▶ **Exercise prompt**:
Gather the lines from the material that contain "Если".

Stored data:
• • •

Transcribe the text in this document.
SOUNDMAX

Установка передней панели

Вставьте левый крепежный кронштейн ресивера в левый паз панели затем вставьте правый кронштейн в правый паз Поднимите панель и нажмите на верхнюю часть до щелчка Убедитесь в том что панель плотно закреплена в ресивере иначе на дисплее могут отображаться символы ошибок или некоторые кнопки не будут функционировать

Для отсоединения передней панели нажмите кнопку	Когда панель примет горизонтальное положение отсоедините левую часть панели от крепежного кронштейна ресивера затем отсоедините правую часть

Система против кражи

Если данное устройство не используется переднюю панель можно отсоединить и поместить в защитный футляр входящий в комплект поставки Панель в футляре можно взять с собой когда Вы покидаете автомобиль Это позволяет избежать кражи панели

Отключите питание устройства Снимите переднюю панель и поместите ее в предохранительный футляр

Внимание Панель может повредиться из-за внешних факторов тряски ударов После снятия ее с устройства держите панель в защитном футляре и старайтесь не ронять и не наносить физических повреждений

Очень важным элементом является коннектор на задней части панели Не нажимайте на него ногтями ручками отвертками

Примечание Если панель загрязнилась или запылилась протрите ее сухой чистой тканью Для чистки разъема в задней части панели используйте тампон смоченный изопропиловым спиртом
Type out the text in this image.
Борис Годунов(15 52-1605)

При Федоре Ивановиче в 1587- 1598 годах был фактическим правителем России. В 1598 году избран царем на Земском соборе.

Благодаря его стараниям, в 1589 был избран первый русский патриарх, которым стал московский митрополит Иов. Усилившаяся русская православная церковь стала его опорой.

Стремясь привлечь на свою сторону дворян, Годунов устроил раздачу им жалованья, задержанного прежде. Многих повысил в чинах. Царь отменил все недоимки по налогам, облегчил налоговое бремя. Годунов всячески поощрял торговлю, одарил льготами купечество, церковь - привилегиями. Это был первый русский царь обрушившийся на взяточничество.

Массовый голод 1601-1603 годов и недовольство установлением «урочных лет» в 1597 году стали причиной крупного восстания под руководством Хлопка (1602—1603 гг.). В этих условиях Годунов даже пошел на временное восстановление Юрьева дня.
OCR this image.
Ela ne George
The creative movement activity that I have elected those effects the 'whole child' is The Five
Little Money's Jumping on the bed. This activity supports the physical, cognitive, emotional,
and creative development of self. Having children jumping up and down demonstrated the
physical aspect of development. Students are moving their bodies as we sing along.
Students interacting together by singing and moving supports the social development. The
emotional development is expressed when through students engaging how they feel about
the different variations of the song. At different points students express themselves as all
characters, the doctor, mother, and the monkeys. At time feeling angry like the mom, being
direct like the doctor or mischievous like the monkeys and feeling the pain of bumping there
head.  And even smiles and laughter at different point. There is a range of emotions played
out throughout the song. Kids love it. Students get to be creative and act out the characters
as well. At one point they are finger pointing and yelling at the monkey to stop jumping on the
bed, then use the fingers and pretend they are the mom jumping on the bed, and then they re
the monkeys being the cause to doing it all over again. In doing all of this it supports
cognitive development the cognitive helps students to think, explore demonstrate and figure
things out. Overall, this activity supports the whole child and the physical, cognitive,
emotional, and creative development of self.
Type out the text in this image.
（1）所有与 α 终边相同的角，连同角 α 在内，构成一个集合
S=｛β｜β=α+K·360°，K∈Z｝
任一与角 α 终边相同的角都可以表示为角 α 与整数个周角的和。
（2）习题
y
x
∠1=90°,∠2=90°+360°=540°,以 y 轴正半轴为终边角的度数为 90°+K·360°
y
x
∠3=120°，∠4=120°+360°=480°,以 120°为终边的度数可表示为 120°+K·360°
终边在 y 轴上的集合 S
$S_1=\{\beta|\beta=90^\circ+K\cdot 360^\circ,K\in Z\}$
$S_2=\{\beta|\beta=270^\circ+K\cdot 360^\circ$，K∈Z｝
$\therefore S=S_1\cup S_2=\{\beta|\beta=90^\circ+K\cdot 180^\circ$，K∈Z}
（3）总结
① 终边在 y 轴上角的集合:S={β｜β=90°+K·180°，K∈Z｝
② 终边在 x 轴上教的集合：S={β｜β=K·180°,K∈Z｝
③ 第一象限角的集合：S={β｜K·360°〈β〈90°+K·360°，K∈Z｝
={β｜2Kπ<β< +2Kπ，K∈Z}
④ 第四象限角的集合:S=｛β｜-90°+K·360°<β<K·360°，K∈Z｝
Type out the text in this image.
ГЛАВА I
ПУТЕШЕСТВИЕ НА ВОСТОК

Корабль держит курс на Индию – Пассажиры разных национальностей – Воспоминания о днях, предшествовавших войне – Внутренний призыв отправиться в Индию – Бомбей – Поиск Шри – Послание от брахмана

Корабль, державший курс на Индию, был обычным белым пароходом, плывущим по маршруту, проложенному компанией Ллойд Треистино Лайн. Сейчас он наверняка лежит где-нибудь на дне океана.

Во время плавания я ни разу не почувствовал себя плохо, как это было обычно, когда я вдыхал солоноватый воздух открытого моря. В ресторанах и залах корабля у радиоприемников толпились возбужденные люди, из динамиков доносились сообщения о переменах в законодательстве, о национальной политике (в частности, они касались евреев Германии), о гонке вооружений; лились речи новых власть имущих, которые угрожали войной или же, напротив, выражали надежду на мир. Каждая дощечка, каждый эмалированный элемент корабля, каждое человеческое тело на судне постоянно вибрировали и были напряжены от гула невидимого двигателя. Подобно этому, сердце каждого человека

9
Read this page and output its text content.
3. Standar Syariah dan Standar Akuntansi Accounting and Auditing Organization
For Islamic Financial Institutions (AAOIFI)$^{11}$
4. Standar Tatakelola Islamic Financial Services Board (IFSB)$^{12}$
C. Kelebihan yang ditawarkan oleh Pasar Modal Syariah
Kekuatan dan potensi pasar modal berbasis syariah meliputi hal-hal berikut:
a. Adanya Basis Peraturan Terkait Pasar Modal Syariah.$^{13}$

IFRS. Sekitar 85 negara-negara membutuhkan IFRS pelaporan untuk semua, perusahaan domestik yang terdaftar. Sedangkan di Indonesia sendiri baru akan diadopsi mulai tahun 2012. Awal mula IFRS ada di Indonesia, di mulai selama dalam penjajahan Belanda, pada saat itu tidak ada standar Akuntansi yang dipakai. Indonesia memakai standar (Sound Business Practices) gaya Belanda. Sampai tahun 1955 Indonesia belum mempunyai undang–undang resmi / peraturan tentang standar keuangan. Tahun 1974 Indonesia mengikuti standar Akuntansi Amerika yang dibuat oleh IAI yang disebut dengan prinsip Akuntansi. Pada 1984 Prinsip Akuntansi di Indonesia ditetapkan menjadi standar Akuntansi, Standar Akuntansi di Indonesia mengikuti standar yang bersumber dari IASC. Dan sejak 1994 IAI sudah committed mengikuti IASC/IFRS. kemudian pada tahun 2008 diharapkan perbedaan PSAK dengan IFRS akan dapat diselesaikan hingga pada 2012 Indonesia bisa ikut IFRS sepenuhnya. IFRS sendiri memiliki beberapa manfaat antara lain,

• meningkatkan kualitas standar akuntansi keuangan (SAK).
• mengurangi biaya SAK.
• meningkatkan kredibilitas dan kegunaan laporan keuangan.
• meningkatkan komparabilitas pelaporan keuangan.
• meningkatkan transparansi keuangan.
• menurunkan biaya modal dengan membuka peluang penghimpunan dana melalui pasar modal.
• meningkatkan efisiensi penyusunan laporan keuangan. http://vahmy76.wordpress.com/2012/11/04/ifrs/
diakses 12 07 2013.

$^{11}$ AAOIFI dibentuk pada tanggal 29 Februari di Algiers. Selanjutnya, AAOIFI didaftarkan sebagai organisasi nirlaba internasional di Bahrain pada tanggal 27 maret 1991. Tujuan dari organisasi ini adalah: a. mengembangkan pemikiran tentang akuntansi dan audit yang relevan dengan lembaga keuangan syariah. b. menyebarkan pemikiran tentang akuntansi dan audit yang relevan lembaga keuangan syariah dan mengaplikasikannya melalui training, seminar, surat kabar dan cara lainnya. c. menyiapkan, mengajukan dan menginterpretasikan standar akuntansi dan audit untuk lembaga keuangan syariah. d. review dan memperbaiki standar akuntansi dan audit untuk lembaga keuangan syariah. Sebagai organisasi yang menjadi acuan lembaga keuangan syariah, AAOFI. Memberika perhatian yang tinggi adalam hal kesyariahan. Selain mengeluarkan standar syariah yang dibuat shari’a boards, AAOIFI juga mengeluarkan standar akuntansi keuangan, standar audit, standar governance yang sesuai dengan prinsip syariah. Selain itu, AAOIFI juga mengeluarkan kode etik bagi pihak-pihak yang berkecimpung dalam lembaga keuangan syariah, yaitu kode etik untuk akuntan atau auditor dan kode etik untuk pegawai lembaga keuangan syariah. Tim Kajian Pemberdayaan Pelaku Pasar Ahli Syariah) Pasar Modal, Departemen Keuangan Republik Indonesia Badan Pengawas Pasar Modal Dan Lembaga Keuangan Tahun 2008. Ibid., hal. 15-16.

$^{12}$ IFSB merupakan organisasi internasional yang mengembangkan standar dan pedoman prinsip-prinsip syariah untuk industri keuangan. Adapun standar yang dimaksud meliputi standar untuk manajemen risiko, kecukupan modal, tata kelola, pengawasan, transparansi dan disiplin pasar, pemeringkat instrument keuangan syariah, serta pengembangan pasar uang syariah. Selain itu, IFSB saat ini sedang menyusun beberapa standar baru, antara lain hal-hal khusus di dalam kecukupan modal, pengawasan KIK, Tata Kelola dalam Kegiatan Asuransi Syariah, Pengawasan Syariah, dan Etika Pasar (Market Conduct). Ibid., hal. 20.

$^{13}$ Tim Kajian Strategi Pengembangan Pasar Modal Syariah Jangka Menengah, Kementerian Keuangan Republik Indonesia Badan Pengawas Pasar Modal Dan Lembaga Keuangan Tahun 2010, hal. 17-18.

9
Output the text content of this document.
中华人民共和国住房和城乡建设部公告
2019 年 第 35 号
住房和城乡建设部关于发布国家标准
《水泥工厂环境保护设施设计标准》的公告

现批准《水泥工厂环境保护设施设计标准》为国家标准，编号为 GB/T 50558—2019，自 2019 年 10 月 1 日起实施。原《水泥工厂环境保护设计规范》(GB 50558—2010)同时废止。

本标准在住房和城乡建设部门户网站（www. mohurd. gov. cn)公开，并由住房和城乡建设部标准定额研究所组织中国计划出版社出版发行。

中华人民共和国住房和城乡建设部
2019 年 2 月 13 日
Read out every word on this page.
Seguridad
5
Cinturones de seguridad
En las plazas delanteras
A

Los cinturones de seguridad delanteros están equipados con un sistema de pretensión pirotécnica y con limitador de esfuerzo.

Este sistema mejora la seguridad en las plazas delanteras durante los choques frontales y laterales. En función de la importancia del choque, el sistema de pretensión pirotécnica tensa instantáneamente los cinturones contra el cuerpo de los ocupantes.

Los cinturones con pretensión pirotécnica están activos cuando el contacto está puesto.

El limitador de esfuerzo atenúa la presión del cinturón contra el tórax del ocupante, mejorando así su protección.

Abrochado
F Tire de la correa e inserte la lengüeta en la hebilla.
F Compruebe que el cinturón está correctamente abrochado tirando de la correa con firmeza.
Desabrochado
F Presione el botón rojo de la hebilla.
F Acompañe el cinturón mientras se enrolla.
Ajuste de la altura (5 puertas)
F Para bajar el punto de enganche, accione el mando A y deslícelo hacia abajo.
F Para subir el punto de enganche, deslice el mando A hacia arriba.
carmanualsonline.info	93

• • •

▶ **Full response**:
Если данное устройство не используется переднюю панель можно отсоединить и поместить в защитный футляр входящий в комплект поставки Панель в футляре можно взять с собой когда Вы покидаете автомобиль Это позволяет избежать кражи панели
Примечание Если панель загрязнилась или запылилась протрите ее сухой чистой тканью Для чистки разъема в задней части панели используйте тампон смоченный изопропиловым спиртом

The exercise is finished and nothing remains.